**Aim**: Copy the listing below verbatim, from its first line through the line containing "legend-count: (900 million)". Include both end lines and nothing after the line containing "legend-count: (900 million)".
===
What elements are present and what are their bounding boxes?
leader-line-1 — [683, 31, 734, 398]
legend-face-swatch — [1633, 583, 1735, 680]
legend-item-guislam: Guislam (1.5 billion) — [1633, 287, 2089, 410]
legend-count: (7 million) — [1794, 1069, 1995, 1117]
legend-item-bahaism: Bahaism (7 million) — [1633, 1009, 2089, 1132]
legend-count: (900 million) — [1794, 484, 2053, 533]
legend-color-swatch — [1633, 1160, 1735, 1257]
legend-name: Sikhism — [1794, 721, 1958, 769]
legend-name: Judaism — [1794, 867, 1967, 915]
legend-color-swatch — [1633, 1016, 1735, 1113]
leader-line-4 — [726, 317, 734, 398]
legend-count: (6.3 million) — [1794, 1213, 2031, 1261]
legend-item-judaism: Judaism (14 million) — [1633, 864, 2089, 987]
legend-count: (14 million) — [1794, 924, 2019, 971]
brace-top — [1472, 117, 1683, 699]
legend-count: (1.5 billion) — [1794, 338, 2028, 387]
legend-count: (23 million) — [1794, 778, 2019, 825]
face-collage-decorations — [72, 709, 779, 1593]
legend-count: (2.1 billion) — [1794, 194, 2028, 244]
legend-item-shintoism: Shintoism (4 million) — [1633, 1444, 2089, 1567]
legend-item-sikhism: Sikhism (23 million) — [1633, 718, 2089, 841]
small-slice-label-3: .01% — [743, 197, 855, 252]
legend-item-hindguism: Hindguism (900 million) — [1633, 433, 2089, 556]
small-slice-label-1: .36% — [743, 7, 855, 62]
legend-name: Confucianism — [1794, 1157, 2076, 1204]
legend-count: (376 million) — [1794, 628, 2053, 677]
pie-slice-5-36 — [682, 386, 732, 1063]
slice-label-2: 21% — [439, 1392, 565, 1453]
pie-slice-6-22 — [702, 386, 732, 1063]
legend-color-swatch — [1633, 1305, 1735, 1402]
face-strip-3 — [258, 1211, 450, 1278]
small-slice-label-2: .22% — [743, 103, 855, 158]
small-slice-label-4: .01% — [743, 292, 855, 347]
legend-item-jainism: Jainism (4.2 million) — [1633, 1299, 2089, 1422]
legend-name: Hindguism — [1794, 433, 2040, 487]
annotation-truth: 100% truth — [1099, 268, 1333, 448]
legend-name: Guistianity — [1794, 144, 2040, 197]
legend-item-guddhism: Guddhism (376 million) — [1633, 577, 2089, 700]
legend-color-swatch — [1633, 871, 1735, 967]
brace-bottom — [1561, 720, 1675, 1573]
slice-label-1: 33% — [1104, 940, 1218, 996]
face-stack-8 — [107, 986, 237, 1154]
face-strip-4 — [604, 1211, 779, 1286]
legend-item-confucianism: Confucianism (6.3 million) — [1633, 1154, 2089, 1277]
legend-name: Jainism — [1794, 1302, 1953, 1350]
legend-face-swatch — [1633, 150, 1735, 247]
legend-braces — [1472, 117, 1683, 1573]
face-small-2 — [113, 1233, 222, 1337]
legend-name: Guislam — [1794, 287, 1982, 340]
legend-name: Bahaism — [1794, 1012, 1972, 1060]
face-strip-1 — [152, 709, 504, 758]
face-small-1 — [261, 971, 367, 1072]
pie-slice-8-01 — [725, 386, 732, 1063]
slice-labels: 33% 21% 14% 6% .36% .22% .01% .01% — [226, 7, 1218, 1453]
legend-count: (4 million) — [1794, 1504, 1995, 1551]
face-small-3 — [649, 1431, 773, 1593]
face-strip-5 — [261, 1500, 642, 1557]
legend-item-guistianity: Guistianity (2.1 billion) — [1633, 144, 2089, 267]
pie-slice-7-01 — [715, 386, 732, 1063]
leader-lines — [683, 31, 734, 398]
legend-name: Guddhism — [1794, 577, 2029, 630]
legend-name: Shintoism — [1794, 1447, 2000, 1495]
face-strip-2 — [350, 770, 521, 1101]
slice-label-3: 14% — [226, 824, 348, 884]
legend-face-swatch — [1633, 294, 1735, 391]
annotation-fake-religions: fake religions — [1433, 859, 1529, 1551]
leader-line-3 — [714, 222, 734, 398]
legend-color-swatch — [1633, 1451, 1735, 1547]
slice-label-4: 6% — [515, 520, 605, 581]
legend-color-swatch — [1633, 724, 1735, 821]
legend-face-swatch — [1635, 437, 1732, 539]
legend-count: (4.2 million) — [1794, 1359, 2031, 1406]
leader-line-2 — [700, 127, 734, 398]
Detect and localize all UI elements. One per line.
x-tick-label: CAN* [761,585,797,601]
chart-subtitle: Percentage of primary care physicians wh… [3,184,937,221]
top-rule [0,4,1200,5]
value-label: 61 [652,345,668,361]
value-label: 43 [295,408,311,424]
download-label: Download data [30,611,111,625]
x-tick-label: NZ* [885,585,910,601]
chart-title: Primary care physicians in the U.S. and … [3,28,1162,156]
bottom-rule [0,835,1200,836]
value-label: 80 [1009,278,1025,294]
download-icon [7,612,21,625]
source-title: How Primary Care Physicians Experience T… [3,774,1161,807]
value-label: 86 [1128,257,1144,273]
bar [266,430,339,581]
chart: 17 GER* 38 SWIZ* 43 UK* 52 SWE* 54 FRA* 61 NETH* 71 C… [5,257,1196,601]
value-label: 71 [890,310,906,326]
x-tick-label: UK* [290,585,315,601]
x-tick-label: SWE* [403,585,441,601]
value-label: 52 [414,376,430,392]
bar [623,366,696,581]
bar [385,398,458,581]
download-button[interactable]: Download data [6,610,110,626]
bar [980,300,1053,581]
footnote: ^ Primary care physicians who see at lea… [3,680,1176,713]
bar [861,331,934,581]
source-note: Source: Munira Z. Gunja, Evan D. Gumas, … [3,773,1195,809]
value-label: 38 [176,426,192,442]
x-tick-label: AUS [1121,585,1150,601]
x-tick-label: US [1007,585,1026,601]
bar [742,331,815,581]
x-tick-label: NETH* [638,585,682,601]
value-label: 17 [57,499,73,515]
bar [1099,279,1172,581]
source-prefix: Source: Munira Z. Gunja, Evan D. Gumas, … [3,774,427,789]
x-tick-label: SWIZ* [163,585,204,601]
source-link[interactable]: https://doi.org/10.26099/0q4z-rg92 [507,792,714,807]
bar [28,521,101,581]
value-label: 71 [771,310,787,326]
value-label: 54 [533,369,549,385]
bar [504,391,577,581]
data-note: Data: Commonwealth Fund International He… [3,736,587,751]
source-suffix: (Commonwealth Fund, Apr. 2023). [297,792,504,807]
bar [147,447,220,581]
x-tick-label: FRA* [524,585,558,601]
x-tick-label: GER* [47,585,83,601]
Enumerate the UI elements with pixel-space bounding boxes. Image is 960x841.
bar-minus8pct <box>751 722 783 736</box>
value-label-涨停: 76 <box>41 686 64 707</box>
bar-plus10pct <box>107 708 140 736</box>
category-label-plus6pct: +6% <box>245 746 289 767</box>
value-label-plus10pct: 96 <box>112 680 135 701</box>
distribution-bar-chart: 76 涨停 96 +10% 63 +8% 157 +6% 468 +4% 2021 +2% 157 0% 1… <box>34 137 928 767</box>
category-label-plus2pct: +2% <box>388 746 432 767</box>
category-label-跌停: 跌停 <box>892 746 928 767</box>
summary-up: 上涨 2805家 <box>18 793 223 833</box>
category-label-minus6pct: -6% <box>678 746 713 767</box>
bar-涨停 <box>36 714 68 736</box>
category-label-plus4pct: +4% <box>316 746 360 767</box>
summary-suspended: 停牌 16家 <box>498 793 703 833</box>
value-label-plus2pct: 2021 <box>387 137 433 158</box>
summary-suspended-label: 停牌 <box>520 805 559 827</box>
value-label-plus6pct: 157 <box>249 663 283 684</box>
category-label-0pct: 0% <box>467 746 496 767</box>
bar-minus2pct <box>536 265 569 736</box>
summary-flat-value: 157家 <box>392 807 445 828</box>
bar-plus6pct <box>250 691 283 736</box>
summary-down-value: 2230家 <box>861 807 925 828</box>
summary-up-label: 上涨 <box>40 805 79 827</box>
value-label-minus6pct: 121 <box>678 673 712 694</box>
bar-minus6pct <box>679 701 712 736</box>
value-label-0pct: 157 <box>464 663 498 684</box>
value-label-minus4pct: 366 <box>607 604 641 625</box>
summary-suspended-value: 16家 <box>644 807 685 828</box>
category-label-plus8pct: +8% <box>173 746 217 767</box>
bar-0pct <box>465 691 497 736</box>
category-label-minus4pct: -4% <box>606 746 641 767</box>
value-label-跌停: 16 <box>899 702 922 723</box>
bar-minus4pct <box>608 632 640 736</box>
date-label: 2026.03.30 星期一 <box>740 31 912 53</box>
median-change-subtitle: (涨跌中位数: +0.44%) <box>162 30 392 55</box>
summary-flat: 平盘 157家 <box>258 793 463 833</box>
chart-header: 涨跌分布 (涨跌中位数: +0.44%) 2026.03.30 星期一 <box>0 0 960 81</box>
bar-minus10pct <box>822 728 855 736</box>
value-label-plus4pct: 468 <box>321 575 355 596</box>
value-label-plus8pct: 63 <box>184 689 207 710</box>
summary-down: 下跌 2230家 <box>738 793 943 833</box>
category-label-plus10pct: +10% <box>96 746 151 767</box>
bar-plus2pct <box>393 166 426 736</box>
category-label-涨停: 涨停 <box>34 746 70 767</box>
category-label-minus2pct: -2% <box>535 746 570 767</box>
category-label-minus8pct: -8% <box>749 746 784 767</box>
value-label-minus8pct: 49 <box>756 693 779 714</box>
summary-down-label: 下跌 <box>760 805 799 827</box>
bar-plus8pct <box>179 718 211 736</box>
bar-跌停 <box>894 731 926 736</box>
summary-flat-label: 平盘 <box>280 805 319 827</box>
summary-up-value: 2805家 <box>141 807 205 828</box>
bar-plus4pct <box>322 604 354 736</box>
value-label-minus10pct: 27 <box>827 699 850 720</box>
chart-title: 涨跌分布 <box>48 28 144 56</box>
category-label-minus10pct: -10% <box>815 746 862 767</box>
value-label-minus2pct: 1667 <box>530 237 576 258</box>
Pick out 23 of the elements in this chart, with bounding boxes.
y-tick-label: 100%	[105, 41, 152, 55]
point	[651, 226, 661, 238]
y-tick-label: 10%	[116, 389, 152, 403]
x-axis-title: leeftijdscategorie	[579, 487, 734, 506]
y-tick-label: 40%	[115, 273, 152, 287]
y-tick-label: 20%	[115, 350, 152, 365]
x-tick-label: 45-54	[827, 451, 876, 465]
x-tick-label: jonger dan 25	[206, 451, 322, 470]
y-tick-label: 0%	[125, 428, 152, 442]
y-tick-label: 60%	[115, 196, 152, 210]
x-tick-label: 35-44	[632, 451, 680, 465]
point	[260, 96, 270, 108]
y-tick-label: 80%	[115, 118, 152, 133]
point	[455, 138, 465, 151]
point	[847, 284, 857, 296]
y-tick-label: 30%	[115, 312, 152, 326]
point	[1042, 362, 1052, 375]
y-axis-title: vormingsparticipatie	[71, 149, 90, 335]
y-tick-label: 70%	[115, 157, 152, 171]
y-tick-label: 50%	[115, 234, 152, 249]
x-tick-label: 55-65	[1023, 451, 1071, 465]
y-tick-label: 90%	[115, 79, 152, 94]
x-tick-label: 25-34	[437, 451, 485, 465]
===
**Reply**:
What elements are present and what are their bounding boxes?
leader-line-1 — [683, 31, 734, 398]
legend-face-swatch — [1633, 583, 1735, 680]
legend-item-guislam: Guislam (1.5 billion) — [1633, 287, 2089, 410]
legend-count: (7 million) — [1794, 1069, 1995, 1117]
legend-item-bahaism: Bahaism (7 million) — [1633, 1009, 2089, 1132]
legend-count: (900 million) — [1794, 484, 2053, 533]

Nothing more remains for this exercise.